§ Prompt
Please rename every "notice-item" to "notice-entry" in the items below, keeping everything else the same.

§ Working data

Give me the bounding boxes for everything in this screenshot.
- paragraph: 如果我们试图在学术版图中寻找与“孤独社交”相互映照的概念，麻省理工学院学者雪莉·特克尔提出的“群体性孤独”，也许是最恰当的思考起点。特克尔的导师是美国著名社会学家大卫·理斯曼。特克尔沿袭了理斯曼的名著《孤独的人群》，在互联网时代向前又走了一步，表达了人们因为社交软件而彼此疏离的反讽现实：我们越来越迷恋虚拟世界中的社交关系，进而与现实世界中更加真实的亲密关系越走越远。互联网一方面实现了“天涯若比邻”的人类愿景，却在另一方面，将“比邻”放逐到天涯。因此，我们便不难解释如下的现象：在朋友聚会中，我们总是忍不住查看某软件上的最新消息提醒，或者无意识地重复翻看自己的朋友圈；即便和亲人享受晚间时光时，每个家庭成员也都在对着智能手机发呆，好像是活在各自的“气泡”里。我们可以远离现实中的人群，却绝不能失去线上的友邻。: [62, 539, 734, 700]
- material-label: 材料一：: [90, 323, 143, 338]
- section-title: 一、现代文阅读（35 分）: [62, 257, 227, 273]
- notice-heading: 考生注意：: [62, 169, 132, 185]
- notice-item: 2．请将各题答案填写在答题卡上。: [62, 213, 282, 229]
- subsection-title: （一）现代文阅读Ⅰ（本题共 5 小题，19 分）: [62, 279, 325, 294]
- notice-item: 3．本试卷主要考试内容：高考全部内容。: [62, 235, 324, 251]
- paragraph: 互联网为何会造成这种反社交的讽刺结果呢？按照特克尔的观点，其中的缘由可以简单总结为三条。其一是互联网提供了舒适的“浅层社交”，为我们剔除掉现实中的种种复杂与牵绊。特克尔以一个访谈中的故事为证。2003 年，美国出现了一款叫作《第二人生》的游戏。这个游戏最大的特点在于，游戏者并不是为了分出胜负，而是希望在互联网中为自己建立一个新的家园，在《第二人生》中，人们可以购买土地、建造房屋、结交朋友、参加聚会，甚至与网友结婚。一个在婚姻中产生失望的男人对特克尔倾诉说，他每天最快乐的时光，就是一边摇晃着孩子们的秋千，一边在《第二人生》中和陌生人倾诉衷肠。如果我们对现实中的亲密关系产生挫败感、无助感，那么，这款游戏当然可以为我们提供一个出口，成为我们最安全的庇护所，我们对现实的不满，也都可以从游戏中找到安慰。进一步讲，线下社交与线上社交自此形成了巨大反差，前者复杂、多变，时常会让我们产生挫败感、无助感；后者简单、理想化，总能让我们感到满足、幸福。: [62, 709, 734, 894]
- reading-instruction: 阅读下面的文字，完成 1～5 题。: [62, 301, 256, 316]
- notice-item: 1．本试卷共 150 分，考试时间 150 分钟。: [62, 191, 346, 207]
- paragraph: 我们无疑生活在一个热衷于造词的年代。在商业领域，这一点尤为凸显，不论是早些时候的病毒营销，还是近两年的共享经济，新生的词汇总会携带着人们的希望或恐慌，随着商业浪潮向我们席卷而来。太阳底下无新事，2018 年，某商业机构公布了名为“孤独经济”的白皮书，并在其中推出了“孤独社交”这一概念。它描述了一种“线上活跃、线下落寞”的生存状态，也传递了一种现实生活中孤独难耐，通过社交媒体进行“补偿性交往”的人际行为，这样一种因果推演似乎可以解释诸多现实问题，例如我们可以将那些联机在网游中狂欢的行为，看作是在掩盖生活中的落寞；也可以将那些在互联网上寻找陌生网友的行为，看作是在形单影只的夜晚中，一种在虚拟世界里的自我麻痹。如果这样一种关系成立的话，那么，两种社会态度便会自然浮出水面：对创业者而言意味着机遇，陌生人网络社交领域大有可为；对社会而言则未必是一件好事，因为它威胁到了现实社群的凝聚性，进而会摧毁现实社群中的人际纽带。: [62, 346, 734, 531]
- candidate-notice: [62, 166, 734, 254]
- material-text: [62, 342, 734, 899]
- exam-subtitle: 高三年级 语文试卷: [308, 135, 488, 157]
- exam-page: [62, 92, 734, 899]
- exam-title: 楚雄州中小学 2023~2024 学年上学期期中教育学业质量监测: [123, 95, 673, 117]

§ Solution to the problem
Give me the bounding boxes for everything in this screenshot.
- paragraph: 如果我们试图在学术版图中寻找与“孤独社交”相互映照的概念，麻省理工学院学者雪莉·特克尔提出的“群体性孤独”，也许是最恰当的思考起点。特克尔的导师是美国著名社会学家大卫·理斯曼。特克尔沿袭了理斯曼的名著《孤独的人群》，在互联网时代向前又走了一步，表达了人们因为社交软件而彼此疏离的反讽现实：我们越来越迷恋虚拟世界中的社交关系，进而与现实世界中更加真实的亲密关系越走越远。互联网一方面实现了“天涯若比邻”的人类愿景，却在另一方面，将“比邻”放逐到天涯。因此，我们便不难解释如下的现象：在朋友聚会中，我们总是忍不住查看某软件上的最新消息提醒，或者无意识地重复翻看自己的朋友圈；即便和亲人享受晚间时光时，每个家庭成员也都在对着智能手机发呆，好像是活在各自的“气泡”里。我们可以远离现实中的人群，却绝不能失去线上的友邻。: [62, 539, 734, 700]
- material-label: 材料一：: [90, 323, 143, 338]
- section-title: 一、现代文阅读（35 分）: [62, 257, 227, 273]
- notice-heading: 考生注意：: [62, 169, 132, 185]
- notice-entry: 2．请将各题答案填写在答题卡上。: [62, 213, 282, 229]
- subsection-title: （一）现代文阅读Ⅰ（本题共 5 小题，19 分）: [62, 279, 325, 294]
- notice-entry: 3．本试卷主要考试内容：高考全部内容。: [62, 235, 324, 251]
- paragraph: 互联网为何会造成这种反社交的讽刺结果呢？按照特克尔的观点，其中的缘由可以简单总结为三条。其一是互联网提供了舒适的“浅层社交”，为我们剔除掉现实中的种种复杂与牵绊。特克尔以一个访谈中的故事为证。2003 年，美国出现了一款叫作《第二人生》的游戏。这个游戏最大的特点在于，游戏者并不是为了分出胜负，而是希望在互联网中为自己建立一个新的家园，在《第二人生》中，人们可以购买土地、建造房屋、结交朋友、参加聚会，甚至与网友结婚。一个在婚姻中产生失望的男人对特克尔倾诉说，他每天最快乐的时光，就是一边摇晃着孩子们的秋千，一边在《第二人生》中和陌生人倾诉衷肠。如果我们对现实中的亲密关系产生挫败感、无助感，那么，这款游戏当然可以为我们提供一个出口，成为我们最安全的庇护所，我们对现实的不满，也都可以从游戏中找到安慰。进一步讲，线下社交与线上社交自此形成了巨大反差，前者复杂、多变，时常会让我们产生挫败感、无助感；后者简单、理想化，总能让我们感到满足、幸福。: [62, 709, 734, 894]
- reading-instruction: 阅读下面的文字，完成 1～5 题。: [62, 301, 256, 316]
- notice-entry: 1．本试卷共 150 分，考试时间 150 分钟。: [62, 191, 346, 207]
- paragraph: 我们无疑生活在一个热衷于造词的年代。在商业领域，这一点尤为凸显，不论是早些时候的病毒营销，还是近两年的共享经济，新生的词汇总会携带着人们的希望或恐慌，随着商业浪潮向我们席卷而来。太阳底下无新事，2018 年，某商业机构公布了名为“孤独经济”的白皮书，并在其中推出了“孤独社交”这一概念。它描述了一种“线上活跃、线下落寞”的生存状态，也传递了一种现实生活中孤独难耐，通过社交媒体进行“补偿性交往”的人际行为，这样一种因果推演似乎可以解释诸多现实问题，例如我们可以将那些联机在网游中狂欢的行为，看作是在掩盖生活中的落寞；也可以将那些在互联网上寻找陌生网友的行为，看作是在形单影只的夜晚中，一种在虚拟世界里的自我麻痹。如果这样一种关系成立的话，那么，两种社会态度便会自然浮出水面：对创业者而言意味着机遇，陌生人网络社交领域大有可为；对社会而言则未必是一件好事，因为它威胁到了现实社群的凝聚性，进而会摧毁现实社群中的人际纽带。: [62, 346, 734, 531]
- candidate-notice: [62, 166, 734, 254]
- material-text: [62, 342, 734, 899]
- exam-subtitle: 高三年级 语文试卷: [308, 135, 488, 157]
- exam-page: [62, 92, 734, 899]
- exam-title: 楚雄州中小学 2023~2024 学年上学期期中教育学业质量监测: [123, 95, 673, 117]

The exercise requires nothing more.